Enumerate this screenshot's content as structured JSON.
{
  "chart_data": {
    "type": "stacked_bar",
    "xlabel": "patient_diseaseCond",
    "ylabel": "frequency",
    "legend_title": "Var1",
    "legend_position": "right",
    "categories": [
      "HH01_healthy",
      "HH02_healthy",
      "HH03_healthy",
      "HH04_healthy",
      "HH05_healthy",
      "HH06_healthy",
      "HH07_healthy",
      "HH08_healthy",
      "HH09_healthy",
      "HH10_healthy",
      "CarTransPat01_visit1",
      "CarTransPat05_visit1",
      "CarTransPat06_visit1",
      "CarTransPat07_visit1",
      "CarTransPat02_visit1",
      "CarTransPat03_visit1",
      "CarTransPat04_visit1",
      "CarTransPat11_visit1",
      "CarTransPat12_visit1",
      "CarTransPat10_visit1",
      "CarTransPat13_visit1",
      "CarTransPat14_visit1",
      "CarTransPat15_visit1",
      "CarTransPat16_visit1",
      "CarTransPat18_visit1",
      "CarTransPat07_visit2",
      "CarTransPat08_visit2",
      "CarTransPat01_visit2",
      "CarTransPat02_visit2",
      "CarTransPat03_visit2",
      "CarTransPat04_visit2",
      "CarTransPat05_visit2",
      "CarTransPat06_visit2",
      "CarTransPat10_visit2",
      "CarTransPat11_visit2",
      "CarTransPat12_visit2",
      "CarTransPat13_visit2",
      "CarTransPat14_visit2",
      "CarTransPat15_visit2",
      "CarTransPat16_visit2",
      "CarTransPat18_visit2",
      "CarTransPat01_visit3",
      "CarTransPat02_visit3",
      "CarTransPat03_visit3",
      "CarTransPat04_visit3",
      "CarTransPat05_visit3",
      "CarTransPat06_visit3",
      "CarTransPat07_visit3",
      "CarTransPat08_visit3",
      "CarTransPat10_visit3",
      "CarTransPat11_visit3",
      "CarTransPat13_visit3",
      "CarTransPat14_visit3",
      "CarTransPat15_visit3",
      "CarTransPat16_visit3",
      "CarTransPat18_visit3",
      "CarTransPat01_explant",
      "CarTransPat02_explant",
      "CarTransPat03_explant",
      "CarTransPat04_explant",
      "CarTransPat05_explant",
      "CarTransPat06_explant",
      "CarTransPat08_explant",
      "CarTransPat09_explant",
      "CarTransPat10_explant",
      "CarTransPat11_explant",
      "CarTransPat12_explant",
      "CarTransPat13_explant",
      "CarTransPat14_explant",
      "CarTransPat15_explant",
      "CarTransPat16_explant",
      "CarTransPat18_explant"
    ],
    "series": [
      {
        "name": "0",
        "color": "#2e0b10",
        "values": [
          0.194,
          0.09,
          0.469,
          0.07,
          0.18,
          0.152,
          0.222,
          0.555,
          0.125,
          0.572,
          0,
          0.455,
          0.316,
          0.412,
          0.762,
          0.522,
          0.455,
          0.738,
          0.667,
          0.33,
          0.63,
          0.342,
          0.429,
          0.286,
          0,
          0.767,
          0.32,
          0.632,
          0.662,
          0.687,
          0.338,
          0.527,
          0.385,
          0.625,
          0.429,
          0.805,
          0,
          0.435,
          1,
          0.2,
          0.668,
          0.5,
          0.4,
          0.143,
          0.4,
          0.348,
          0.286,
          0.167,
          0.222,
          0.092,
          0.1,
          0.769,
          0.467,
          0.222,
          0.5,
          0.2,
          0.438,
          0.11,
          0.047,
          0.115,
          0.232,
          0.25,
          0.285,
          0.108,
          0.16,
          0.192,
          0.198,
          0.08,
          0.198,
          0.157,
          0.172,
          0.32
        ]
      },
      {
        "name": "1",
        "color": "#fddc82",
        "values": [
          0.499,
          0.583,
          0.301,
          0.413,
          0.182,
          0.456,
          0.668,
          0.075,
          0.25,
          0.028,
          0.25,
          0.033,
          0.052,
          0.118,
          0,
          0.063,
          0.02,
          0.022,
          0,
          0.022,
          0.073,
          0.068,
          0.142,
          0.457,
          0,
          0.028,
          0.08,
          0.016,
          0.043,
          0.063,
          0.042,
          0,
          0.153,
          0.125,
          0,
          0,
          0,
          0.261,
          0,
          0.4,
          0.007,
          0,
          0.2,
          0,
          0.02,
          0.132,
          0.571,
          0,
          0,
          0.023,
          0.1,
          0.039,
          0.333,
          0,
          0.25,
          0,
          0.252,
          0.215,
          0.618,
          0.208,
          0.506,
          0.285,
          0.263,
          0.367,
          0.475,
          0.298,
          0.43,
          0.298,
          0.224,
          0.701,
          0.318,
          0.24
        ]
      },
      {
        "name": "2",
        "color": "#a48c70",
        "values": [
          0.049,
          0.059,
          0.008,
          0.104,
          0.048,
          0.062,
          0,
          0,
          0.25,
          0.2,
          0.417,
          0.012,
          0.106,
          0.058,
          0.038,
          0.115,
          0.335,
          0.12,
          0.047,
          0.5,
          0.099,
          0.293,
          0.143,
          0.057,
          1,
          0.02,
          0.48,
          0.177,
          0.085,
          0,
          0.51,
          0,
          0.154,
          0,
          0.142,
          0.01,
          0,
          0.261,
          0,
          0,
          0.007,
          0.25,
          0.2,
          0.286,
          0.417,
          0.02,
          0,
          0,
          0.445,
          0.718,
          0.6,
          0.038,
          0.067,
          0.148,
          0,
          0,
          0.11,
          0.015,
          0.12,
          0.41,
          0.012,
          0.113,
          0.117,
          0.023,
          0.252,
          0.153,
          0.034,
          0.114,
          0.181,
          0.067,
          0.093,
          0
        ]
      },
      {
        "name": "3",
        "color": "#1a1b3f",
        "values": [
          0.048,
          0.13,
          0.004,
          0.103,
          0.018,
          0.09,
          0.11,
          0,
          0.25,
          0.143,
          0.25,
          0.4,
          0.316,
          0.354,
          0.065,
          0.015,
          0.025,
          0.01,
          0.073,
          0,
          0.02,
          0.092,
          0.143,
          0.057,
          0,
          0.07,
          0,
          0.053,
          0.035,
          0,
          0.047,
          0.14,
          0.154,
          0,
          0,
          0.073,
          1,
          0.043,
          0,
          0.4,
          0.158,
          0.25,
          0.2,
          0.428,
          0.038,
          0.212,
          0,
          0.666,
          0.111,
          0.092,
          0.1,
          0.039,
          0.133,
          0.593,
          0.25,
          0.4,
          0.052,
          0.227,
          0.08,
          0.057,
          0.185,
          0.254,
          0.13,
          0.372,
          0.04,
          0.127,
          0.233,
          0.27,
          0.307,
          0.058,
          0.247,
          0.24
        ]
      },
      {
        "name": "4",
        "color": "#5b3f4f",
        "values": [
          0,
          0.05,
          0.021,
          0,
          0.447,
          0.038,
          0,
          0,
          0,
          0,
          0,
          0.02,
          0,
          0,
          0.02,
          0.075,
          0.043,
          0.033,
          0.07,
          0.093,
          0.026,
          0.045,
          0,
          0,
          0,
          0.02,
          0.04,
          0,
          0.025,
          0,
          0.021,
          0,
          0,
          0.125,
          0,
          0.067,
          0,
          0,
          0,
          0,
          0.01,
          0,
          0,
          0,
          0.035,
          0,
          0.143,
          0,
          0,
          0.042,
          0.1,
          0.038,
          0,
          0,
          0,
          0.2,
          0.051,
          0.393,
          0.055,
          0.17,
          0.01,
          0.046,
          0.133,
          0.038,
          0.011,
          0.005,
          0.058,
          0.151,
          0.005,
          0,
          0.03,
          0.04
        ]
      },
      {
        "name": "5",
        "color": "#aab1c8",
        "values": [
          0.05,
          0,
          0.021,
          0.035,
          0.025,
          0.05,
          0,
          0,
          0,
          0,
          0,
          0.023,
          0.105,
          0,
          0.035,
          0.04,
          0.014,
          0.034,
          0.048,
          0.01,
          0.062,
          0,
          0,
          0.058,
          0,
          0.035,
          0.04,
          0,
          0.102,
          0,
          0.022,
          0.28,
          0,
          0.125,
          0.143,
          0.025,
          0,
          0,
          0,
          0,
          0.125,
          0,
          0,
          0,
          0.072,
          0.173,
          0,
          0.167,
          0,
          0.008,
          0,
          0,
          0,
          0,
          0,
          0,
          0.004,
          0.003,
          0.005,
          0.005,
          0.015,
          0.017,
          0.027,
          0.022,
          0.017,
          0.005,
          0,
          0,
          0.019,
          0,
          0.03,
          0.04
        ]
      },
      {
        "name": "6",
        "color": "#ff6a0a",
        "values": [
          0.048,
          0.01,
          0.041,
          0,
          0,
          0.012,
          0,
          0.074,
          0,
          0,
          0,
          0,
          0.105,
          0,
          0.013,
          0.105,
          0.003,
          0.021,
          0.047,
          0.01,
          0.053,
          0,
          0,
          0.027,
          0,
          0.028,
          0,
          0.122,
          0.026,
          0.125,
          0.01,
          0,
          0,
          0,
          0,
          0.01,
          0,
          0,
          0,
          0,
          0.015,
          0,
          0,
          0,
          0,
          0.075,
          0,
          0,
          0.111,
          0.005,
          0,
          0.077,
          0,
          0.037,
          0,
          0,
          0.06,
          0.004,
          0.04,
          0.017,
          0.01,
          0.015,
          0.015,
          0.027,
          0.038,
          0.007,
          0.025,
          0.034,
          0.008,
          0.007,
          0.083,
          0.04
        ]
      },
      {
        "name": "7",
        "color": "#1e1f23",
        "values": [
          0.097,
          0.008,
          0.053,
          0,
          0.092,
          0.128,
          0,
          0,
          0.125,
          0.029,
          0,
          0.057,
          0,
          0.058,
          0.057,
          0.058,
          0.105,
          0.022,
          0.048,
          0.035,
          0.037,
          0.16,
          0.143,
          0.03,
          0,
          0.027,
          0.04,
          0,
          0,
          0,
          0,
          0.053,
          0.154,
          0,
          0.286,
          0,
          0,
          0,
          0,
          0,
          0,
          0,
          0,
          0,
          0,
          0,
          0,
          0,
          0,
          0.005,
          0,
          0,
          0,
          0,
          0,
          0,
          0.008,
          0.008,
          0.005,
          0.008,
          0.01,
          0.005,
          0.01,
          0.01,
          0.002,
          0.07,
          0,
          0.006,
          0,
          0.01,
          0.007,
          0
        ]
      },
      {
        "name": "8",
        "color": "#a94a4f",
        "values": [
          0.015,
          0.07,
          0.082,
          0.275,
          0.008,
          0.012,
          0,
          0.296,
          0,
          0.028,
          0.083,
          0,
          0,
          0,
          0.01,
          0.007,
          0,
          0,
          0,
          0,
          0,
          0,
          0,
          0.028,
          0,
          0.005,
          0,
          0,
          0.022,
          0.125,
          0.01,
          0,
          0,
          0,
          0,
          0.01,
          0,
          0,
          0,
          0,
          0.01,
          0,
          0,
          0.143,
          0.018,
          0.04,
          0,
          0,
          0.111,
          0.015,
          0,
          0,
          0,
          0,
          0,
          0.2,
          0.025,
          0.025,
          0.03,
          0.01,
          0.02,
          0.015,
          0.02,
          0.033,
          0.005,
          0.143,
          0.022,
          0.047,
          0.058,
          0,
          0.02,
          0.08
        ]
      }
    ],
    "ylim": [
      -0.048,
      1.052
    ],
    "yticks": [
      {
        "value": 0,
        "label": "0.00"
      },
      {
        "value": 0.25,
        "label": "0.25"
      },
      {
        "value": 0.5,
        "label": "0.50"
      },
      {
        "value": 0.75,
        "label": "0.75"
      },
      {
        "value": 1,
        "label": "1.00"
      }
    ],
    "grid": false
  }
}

● ● ● ● ●

**Task**
Copy out every line that includes the word "name".

**Solution**
        "name": "0",
        "name": "1",
        "name": "2",
        "name": "3",
        "name": "4",
        "name": "5",
        "name": "6",
        "name": "7",
        "name": "8",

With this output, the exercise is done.